EXERCISE: Quote the entries in full, character for character, without their images.

THE INPUT:

____________________

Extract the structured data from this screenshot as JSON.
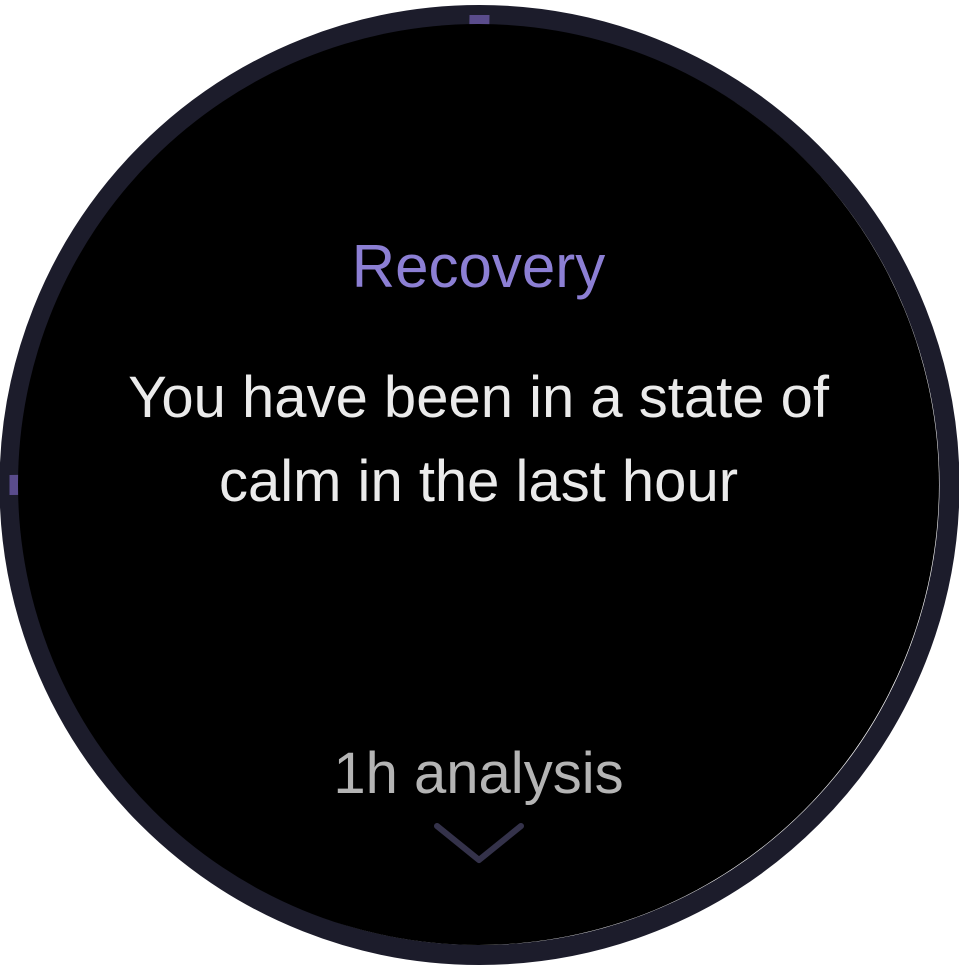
{
  "app": {
    "title": "Recovery"
  },
  "content": {
    "message": "You have been in a state of calm in the last hour"
  },
  "analysis": {
    "label": "1h analysis",
    "icon": "chevron-down-icon"
  },
  "progress": {
    "fraction": 0.25
  },
  "colors": {
    "accent": "#8c7fd4",
    "progress": "#5a4c8c",
    "track": "#1c1c2b",
    "background": "#000000",
    "text": "#ebebeb",
    "muted": "#b4b4b4"
  }
}
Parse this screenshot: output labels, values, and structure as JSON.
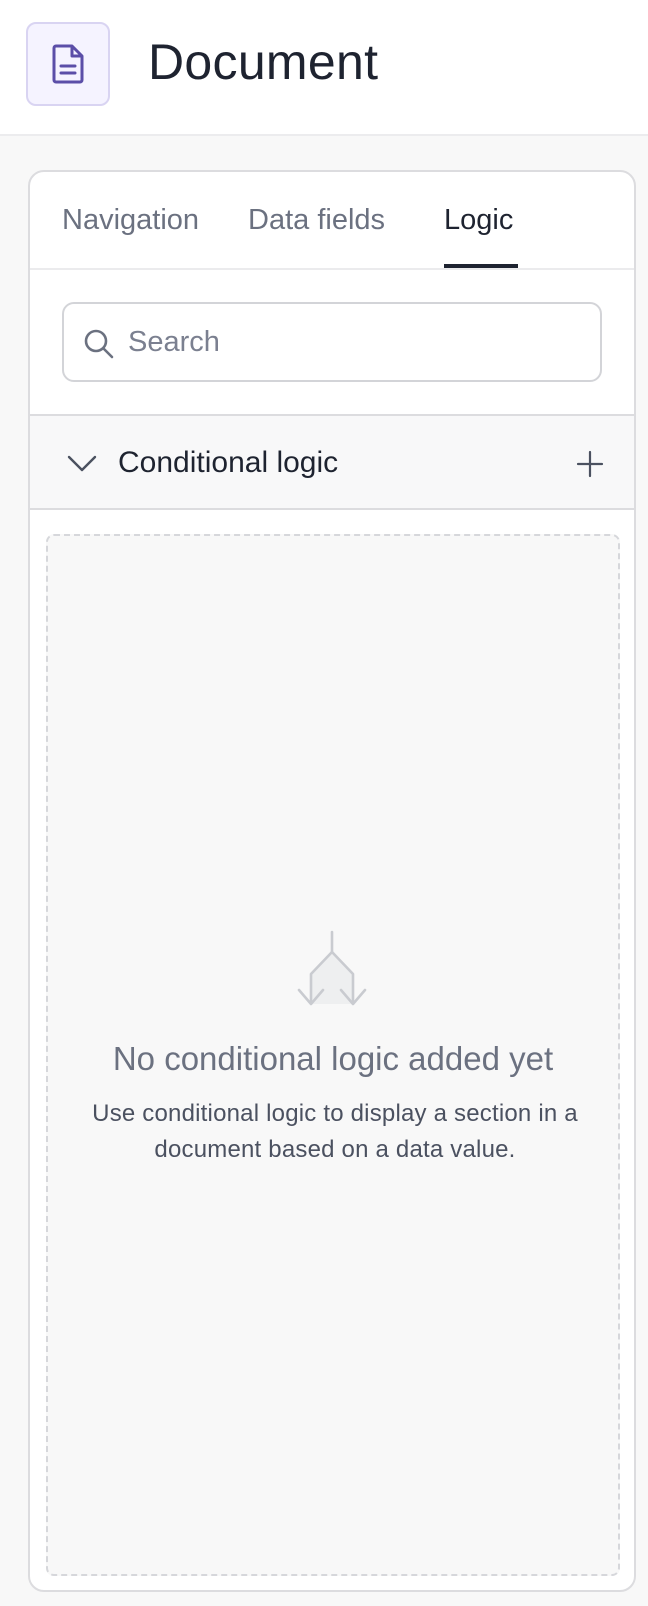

____________________

WRITTEN RESPONSE:
Extract the structured data from this screenshot as JSON.
{
  "app": {
    "title": "Recovery"
  },
  "content": {
    "message": "You have been in a state of calm in the last hour"
  },
  "analysis": {
    "label": "1h analysis",
    "icon": "chevron-down-icon"
  },
  "progress": {
    "fraction": 0.25
  },
  "colors": {
    "accent": "#8c7fd4",
    "progress": "#5a4c8c",
    "track": "#1c1c2b",
    "background": "#000000",
    "text": "#ebebeb",
    "muted": "#b4b4b4"
  }
}
Parse this screenshot: output labels, values, and structure as JSON.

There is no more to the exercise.